Short problem. Wherever the word "data" turns up in a line of the entries, copy that line.

Records to process.
>> start

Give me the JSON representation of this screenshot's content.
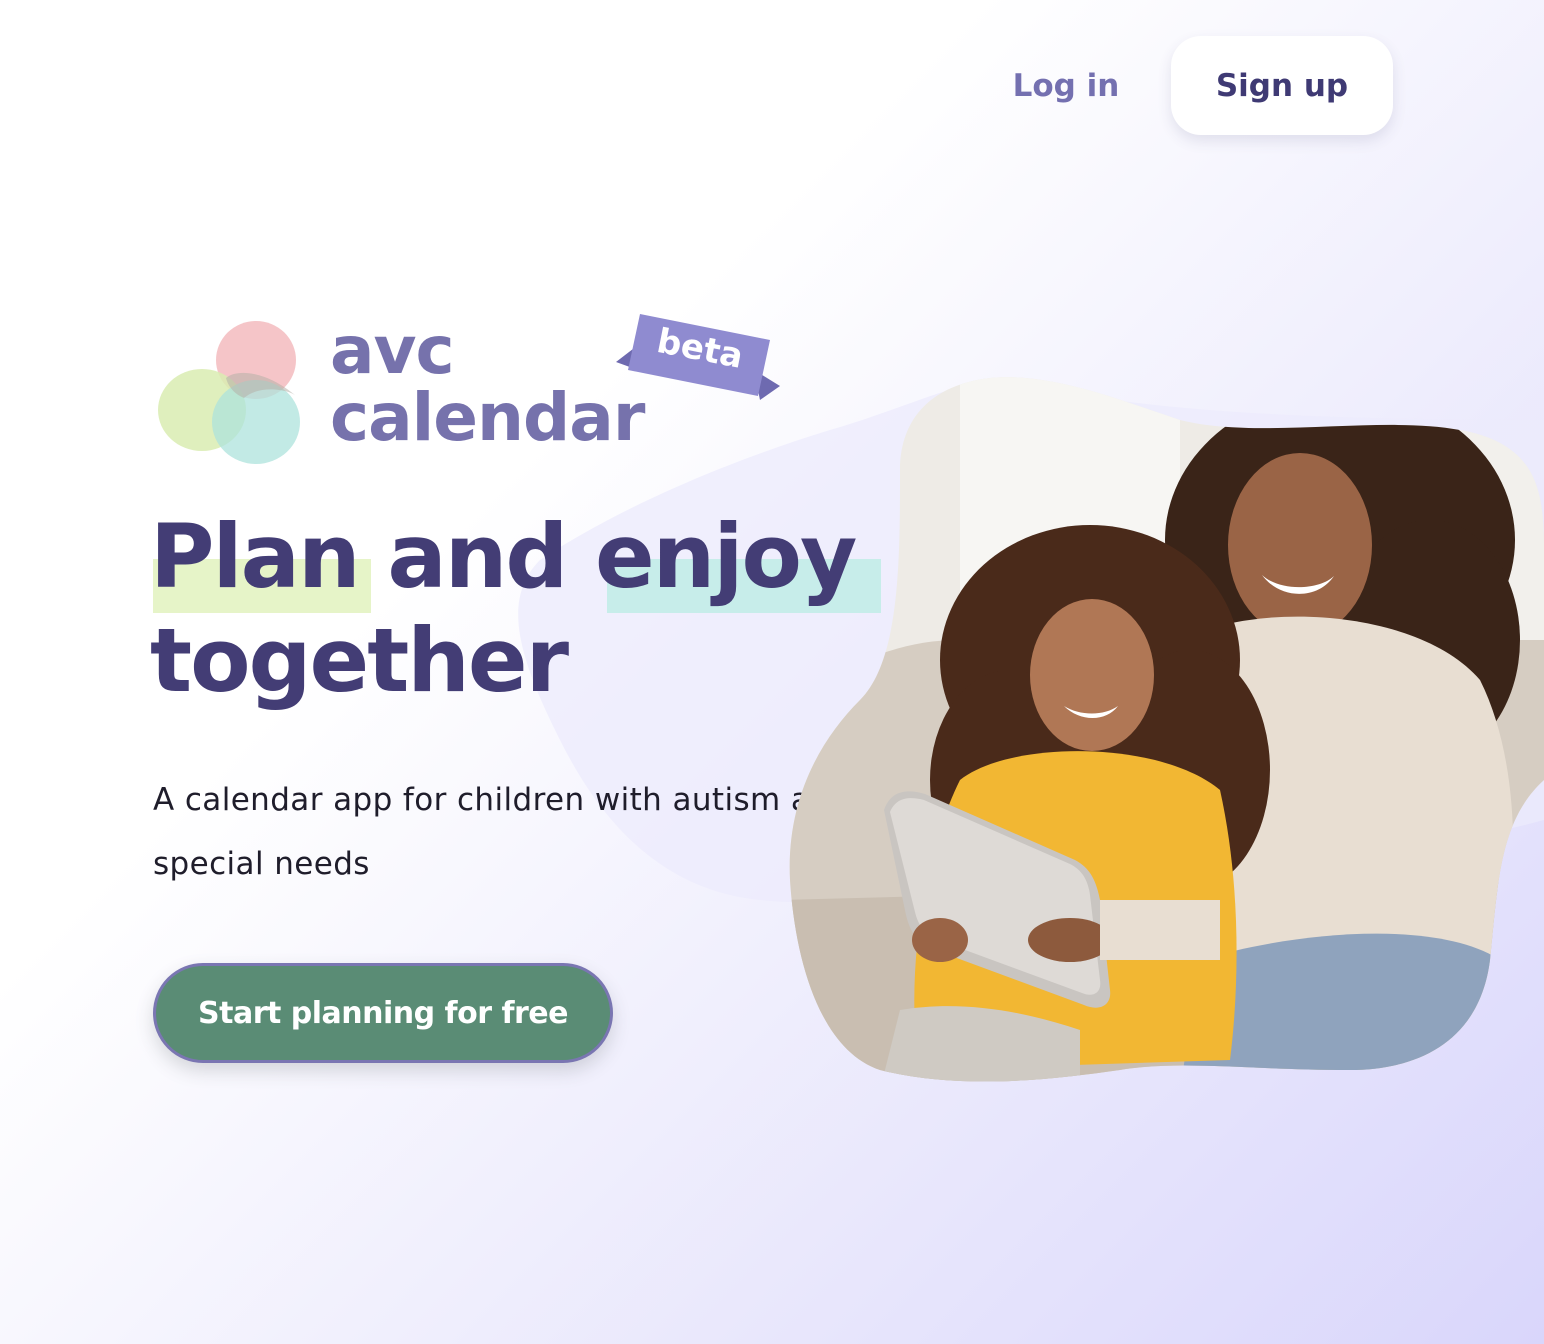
{
  "header": {
    "login_label": "Log in",
    "signup_label": "Sign up"
  },
  "logo": {
    "line1": "avc",
    "line2": "calendar",
    "badge": "beta"
  },
  "hero": {
    "headline_line1": "Plan and enjoy",
    "headline_line2": "together",
    "subtitle": "A calendar app for children with autism and special needs",
    "cta_label": "Start planning for free"
  },
  "colors": {
    "brand_purple": "#7672ac",
    "headline": "#433d75",
    "cta": "#5a8c75",
    "highlight_green": "#e6f4c8",
    "highlight_teal": "#c7edea",
    "badge": "#8f8bd0"
  },
  "icons": {
    "logo_mark": "three-overlapping-circles-icon",
    "hero_image": "mother-and-daughter-with-tablet-photo"
  }
}
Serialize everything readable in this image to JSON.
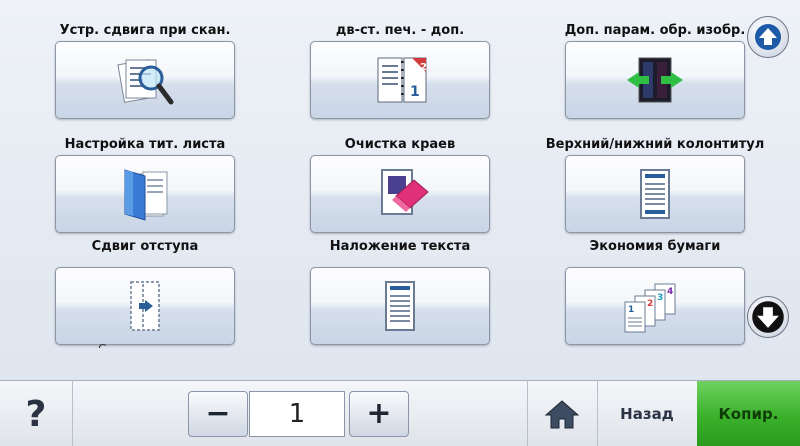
{
  "options": [
    {
      "label": "Устр. сдвига при скан.",
      "icon": "scan-skew-magnifier-icon"
    },
    {
      "label": "дв-ст. печ. - доп.",
      "icon": "duplex-pages-icon"
    },
    {
      "label": "Доп. парам. обр. изобр.",
      "icon": "advanced-imaging-icon"
    },
    {
      "label": "Настройка тит. листа",
      "icon": "cover-page-icon"
    },
    {
      "label": "Очистка краев",
      "icon": "edge-erase-icon"
    },
    {
      "label": "Верхний/нижний колонтитул",
      "icon": "header-footer-icon"
    },
    {
      "label": "Сдвиг отступа",
      "icon": "margin-shift-icon"
    },
    {
      "label": "Наложение текста",
      "icon": "overlay-text-icon"
    },
    {
      "label": "Экономия бумаги",
      "icon": "paper-saver-icon"
    }
  ],
  "partial_text": "С",
  "scroll": {
    "up_icon": "arrow-up-icon",
    "down_icon": "arrow-down-icon"
  },
  "bottom_bar": {
    "help_label": "?",
    "minus_label": "−",
    "quantity": "1",
    "plus_label": "+",
    "home_icon": "home-icon",
    "back_label": "Назад",
    "copy_label": "Копир."
  },
  "colors": {
    "copy_button": "#3ab02a",
    "accent_blue": "#3a7bd5"
  }
}
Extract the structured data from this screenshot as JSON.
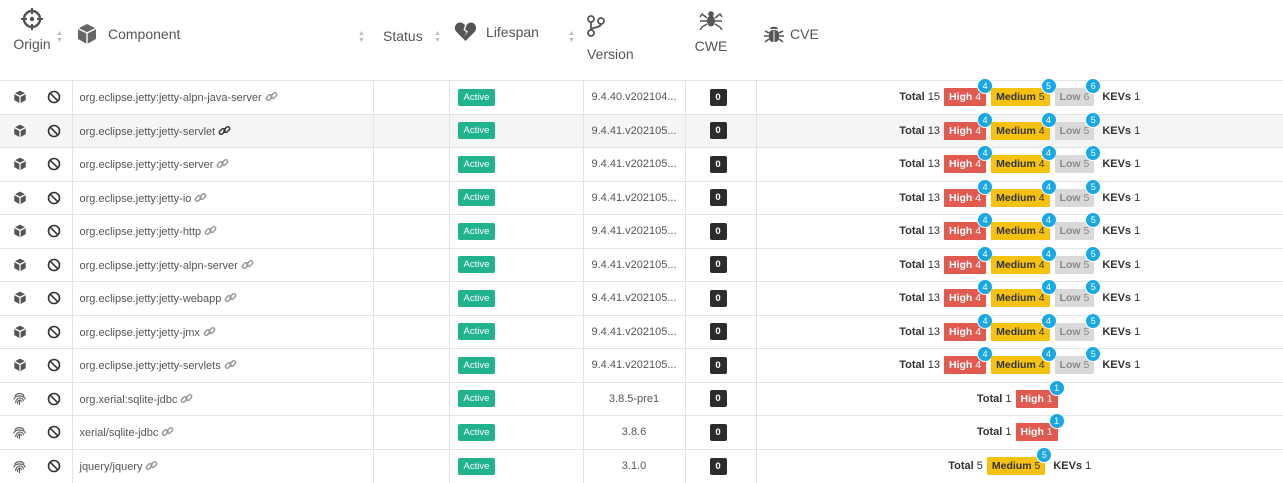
{
  "columns": {
    "origin": "Origin",
    "component": "Component",
    "status": "Status",
    "lifespan": "Lifespan",
    "version": "Version",
    "cwe": "CWE",
    "cve": "CVE"
  },
  "labels": {
    "total": "Total",
    "high": "High",
    "medium": "Medium",
    "low": "Low",
    "kevs": "KEVs"
  },
  "rows": [
    {
      "origin": "package",
      "name": "org.eclipse.jetty:jetty-alpn-java-server",
      "lifespan": "Active",
      "version": "9.4.40.v202104...",
      "cwe": "0",
      "total": "15",
      "high": "4",
      "high_badge": "4",
      "medium": "5",
      "medium_badge": "5",
      "low": "6",
      "low_badge": "6",
      "kevs": "1"
    },
    {
      "origin": "package",
      "name": "org.eclipse.jetty:jetty-servlet",
      "lifespan": "Active",
      "version": "9.4.41.v202105...",
      "cwe": "0",
      "total": "13",
      "high": "4",
      "high_badge": "4",
      "medium": "4",
      "medium_badge": "4",
      "low": "5",
      "low_badge": "5",
      "kevs": "1",
      "highlight": true
    },
    {
      "origin": "package",
      "name": "org.eclipse.jetty:jetty-server",
      "lifespan": "Active",
      "version": "9.4.41.v202105...",
      "cwe": "0",
      "total": "13",
      "high": "4",
      "high_badge": "4",
      "medium": "4",
      "medium_badge": "4",
      "low": "5",
      "low_badge": "5",
      "kevs": "1"
    },
    {
      "origin": "package",
      "name": "org.eclipse.jetty:jetty-io",
      "lifespan": "Active",
      "version": "9.4.41.v202105...",
      "cwe": "0",
      "total": "13",
      "high": "4",
      "high_badge": "4",
      "medium": "4",
      "medium_badge": "4",
      "low": "5",
      "low_badge": "5",
      "kevs": "1"
    },
    {
      "origin": "package",
      "name": "org.eclipse.jetty:jetty-http",
      "lifespan": "Active",
      "version": "9.4.41.v202105...",
      "cwe": "0",
      "total": "13",
      "high": "4",
      "high_badge": "4",
      "medium": "4",
      "medium_badge": "4",
      "low": "5",
      "low_badge": "5",
      "kevs": "1"
    },
    {
      "origin": "package",
      "name": "org.eclipse.jetty:jetty-alpn-server",
      "lifespan": "Active",
      "version": "9.4.41.v202105...",
      "cwe": "0",
      "total": "13",
      "high": "4",
      "high_badge": "4",
      "medium": "4",
      "medium_badge": "4",
      "low": "5",
      "low_badge": "5",
      "kevs": "1"
    },
    {
      "origin": "package",
      "name": "org.eclipse.jetty:jetty-webapp",
      "lifespan": "Active",
      "version": "9.4.41.v202105...",
      "cwe": "0",
      "total": "13",
      "high": "4",
      "high_badge": "4",
      "medium": "4",
      "medium_badge": "4",
      "low": "5",
      "low_badge": "5",
      "kevs": "1"
    },
    {
      "origin": "package",
      "name": "org.eclipse.jetty:jetty-jmx",
      "lifespan": "Active",
      "version": "9.4.41.v202105...",
      "cwe": "0",
      "total": "13",
      "high": "4",
      "high_badge": "4",
      "medium": "4",
      "medium_badge": "4",
      "low": "5",
      "low_badge": "5",
      "kevs": "1"
    },
    {
      "origin": "package",
      "name": "org.eclipse.jetty:jetty-servlets",
      "lifespan": "Active",
      "version": "9.4.41.v202105...",
      "cwe": "0",
      "total": "13",
      "high": "4",
      "high_badge": "4",
      "medium": "4",
      "medium_badge": "4",
      "low": "5",
      "low_badge": "5",
      "kevs": "1"
    },
    {
      "origin": "fingerprint",
      "name": "org.xerial:sqlite-jdbc",
      "lifespan": "Active",
      "version": "3.8.5-pre1",
      "cwe": "0",
      "total": "1",
      "high": "1",
      "high_badge": "1"
    },
    {
      "origin": "fingerprint",
      "name": "xerial/sqlite-jdbc",
      "lifespan": "Active",
      "version": "3.8.6",
      "cwe": "0",
      "total": "1",
      "high": "1",
      "high_badge": "1"
    },
    {
      "origin": "fingerprint",
      "name": "jquery/jquery",
      "lifespan": "Active",
      "version": "3.1.0",
      "cwe": "0",
      "total": "5",
      "medium": "5",
      "medium_badge": "5",
      "kevs": "1"
    }
  ],
  "colors": {
    "active": "#20b38c",
    "high": "#e05a50",
    "medium": "#f5c211",
    "low": "#d9d9d9",
    "count_bubble": "#18a8e6",
    "cwe_badge": "#2c2c2c"
  }
}
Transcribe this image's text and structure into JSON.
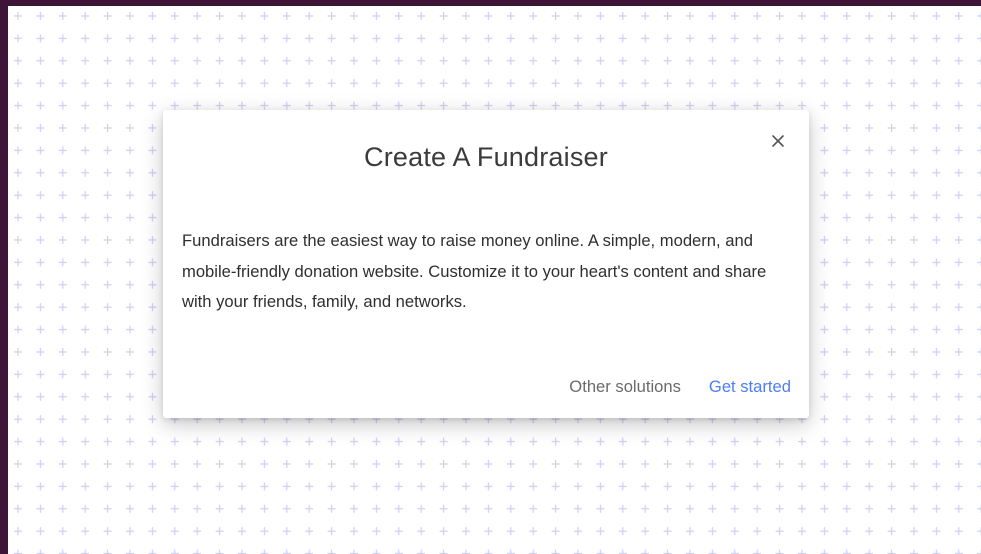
{
  "dialog": {
    "title": "Create A Fundraiser",
    "body": "Fundraisers are the easiest way to raise money online. A simple, modern, and mobile-friendly donation website. Customize it to your heart's content and share with your friends, family, and networks.",
    "close_icon": "close-icon",
    "actions": {
      "secondary_label": "Other solutions",
      "primary_label": "Get started"
    }
  },
  "colors": {
    "frame": "#3e1538",
    "pattern": "#d2d0f4",
    "primary_action": "#4d7ef7",
    "secondary_action": "#6b6b6b"
  }
}
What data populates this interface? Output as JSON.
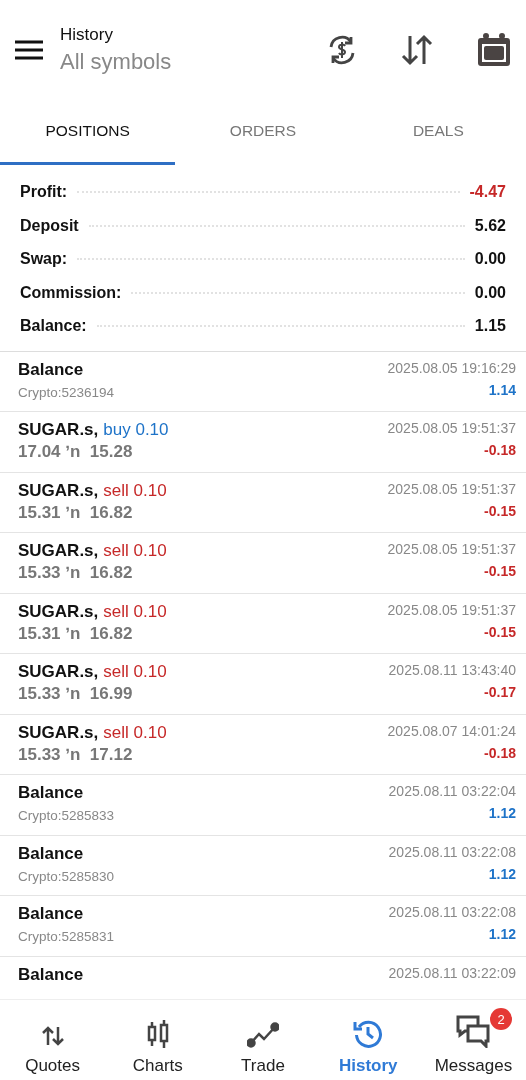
{
  "header": {
    "title": "History",
    "subtitle": "All symbols"
  },
  "tabs": [
    {
      "label": "POSITIONS",
      "selected": true
    },
    {
      "label": "ORDERS",
      "selected": false
    },
    {
      "label": "DEALS",
      "selected": false
    }
  ],
  "summary": [
    {
      "label": "Profit:",
      "value": "-4.47",
      "color": "#c62828"
    },
    {
      "label": "Deposit",
      "value": "5.62",
      "color": "#111111"
    },
    {
      "label": "Swap:",
      "value": "0.00",
      "color": "#111111"
    },
    {
      "label": "Commission:",
      "value": "0.00",
      "color": "#111111"
    },
    {
      "label": "Balance:",
      "value": "1.15",
      "color": "#111111"
    }
  ],
  "rows": [
    {
      "kind": "balance",
      "title": "Balance",
      "detail": "Crypto:5236194",
      "time": "2025.08.05 19:16:29",
      "amount": "1.14",
      "color": "#1e73c8"
    },
    {
      "kind": "trade",
      "title": "SUGAR.s,",
      "order": {
        "text": "buy 0.10",
        "color": "#1e73c8"
      },
      "prices": "17.04 ʼn  15.28",
      "time": "2025.08.05 19:51:37",
      "amount": "-0.18",
      "color": "#c62828"
    },
    {
      "kind": "trade",
      "title": "SUGAR.s,",
      "order": {
        "text": "sell 0.10",
        "color": "#c62828"
      },
      "prices": "15.31 ʼn  16.82",
      "time": "2025.08.05 19:51:37",
      "amount": "-0.15",
      "color": "#c62828"
    },
    {
      "kind": "trade",
      "title": "SUGAR.s,",
      "order": {
        "text": "sell 0.10",
        "color": "#c62828"
      },
      "prices": "15.33 ʼn  16.82",
      "time": "2025.08.05 19:51:37",
      "amount": "-0.15",
      "color": "#c62828"
    },
    {
      "kind": "trade",
      "title": "SUGAR.s,",
      "order": {
        "text": "sell 0.10",
        "color": "#c62828"
      },
      "prices": "15.31 ʼn  16.82",
      "time": "2025.08.05 19:51:37",
      "amount": "-0.15",
      "color": "#c62828"
    },
    {
      "kind": "trade",
      "title": "SUGAR.s,",
      "order": {
        "text": "sell 0.10",
        "color": "#c62828"
      },
      "prices": "15.33 ʼn  16.99",
      "time": "2025.08.11 13:43:40",
      "amount": "-0.17",
      "color": "#c62828"
    },
    {
      "kind": "trade",
      "title": "SUGAR.s,",
      "order": {
        "text": "sell 0.10",
        "color": "#c62828"
      },
      "prices": "15.33 ʼn  17.12",
      "time": "2025.08.07 14:01:24",
      "amount": "-0.18",
      "color": "#c62828"
    },
    {
      "kind": "balance",
      "title": "Balance",
      "detail": "Crypto:5285833",
      "time": "2025.08.11 03:22:04",
      "amount": "1.12",
      "color": "#1e73c8"
    },
    {
      "kind": "balance",
      "title": "Balance",
      "detail": "Crypto:5285830",
      "time": "2025.08.11 03:22:08",
      "amount": "1.12",
      "color": "#1e73c8"
    },
    {
      "kind": "balance",
      "title": "Balance",
      "detail": "Crypto:5285831",
      "time": "2025.08.11 03:22:08",
      "amount": "1.12",
      "color": "#1e73c8"
    },
    {
      "kind": "balance",
      "title": "Balance",
      "time": "2025.08.11 03:22:09"
    }
  ],
  "nav": [
    {
      "label": "Quotes",
      "kind": "quotes",
      "selected": false
    },
    {
      "label": "Charts",
      "kind": "charts",
      "selected": false
    },
    {
      "label": "Trade",
      "kind": "trade",
      "selected": false
    },
    {
      "label": "History",
      "kind": "history",
      "selected": true
    },
    {
      "label": "Messages",
      "kind": "messages",
      "selected": false,
      "badge": "2"
    }
  ]
}
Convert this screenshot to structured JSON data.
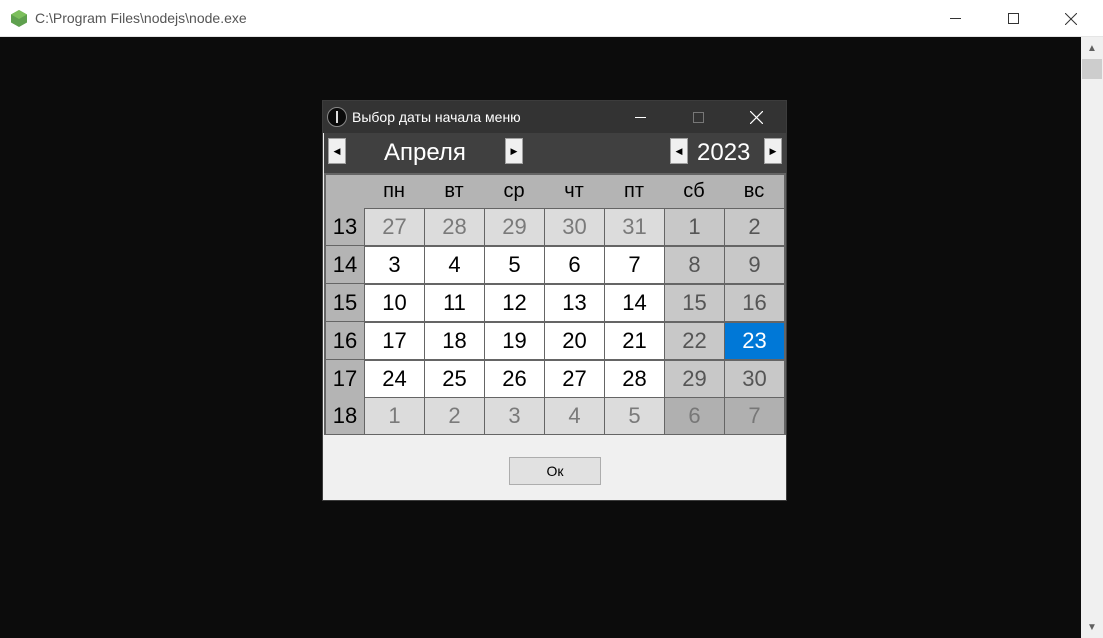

>> end

Completed exercise.
Extract the structured data from this screenshot as JSON.
What data populates this interface? Output as JSON.
Convert this screenshot to structured JSON data.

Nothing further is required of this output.